> **Dataset records**
* start *

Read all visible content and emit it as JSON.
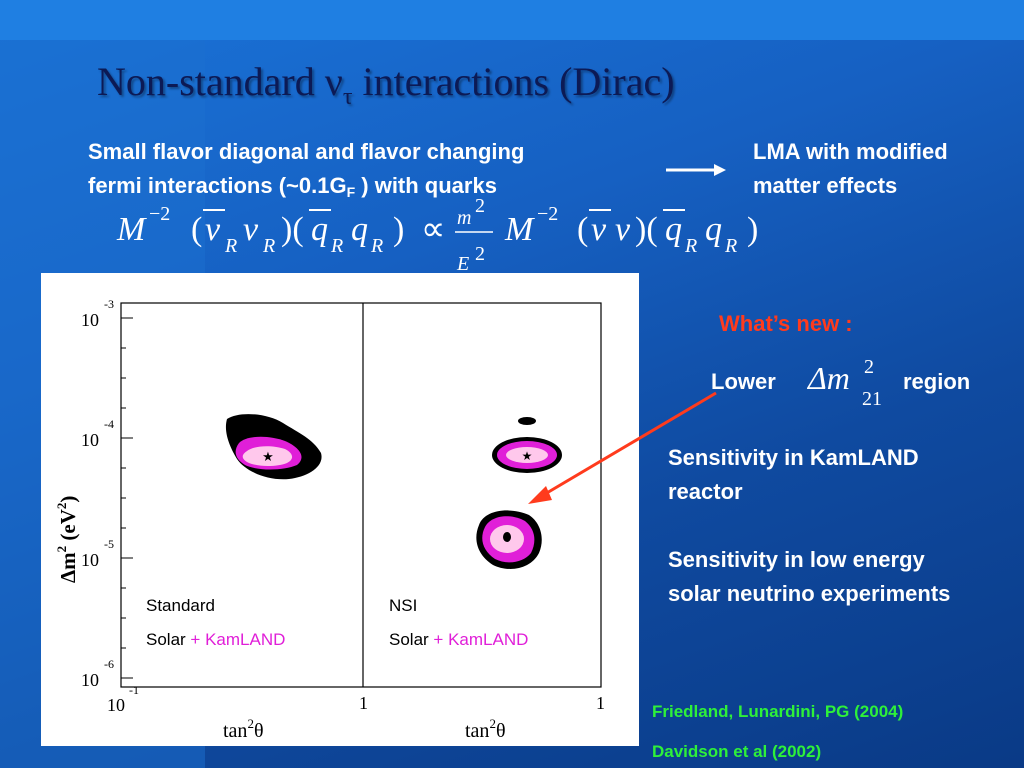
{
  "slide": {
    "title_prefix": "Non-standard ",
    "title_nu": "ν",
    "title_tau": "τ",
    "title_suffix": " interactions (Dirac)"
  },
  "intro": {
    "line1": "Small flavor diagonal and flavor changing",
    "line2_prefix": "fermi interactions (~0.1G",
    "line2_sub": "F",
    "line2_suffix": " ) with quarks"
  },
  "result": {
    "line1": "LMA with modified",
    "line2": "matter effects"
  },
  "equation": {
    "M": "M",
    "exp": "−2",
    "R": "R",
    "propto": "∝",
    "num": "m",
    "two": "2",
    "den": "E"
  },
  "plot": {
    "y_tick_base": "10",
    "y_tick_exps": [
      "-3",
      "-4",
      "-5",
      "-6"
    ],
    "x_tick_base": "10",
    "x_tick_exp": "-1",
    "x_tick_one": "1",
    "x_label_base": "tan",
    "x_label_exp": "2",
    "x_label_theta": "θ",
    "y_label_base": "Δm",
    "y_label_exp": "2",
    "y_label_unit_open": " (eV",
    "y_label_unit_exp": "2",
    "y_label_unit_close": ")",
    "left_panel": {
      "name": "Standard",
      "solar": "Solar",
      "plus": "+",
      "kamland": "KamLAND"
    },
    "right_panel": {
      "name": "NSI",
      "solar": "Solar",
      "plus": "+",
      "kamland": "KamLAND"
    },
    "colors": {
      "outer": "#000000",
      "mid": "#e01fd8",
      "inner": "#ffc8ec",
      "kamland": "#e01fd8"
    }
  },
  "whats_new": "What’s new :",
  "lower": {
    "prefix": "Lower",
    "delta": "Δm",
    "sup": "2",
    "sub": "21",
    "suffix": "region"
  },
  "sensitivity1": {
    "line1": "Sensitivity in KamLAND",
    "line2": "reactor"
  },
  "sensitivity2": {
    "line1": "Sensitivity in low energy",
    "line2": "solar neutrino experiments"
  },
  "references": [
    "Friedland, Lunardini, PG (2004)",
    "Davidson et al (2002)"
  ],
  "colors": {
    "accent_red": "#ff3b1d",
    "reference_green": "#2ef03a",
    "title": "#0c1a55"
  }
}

* end *
* start *

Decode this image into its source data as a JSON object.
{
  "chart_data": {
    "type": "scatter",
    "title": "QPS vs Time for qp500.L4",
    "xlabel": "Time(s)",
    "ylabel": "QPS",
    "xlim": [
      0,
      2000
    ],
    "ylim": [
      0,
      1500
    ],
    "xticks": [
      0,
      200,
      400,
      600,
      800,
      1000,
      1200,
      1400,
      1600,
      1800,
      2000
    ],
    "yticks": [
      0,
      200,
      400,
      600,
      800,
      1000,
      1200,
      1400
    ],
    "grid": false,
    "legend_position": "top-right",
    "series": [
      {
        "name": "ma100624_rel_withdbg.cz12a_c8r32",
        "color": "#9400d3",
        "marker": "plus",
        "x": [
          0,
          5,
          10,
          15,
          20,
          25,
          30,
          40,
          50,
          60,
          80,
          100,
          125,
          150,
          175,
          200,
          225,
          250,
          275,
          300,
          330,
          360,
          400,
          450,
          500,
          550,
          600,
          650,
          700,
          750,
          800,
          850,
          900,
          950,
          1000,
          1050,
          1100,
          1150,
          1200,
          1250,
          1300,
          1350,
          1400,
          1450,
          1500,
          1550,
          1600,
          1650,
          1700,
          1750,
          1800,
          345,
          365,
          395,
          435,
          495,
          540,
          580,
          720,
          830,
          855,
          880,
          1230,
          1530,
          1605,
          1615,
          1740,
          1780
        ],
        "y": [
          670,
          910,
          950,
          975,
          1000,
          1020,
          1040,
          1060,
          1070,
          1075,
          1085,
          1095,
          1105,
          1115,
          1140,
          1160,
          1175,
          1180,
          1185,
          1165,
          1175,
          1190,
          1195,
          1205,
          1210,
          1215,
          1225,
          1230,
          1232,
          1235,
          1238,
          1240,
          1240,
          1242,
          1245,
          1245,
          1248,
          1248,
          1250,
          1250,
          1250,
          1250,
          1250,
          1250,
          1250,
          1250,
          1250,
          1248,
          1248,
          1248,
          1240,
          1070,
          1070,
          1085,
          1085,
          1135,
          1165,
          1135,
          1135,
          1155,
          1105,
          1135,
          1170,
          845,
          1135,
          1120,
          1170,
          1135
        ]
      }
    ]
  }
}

* end *

> **Stated exercise**
Search the listing above for the string "JSON". Copy every line that contains it.

> **Final result**
Read all visible content and emit it as JSON.
Decode this image into its source data as a JSON object.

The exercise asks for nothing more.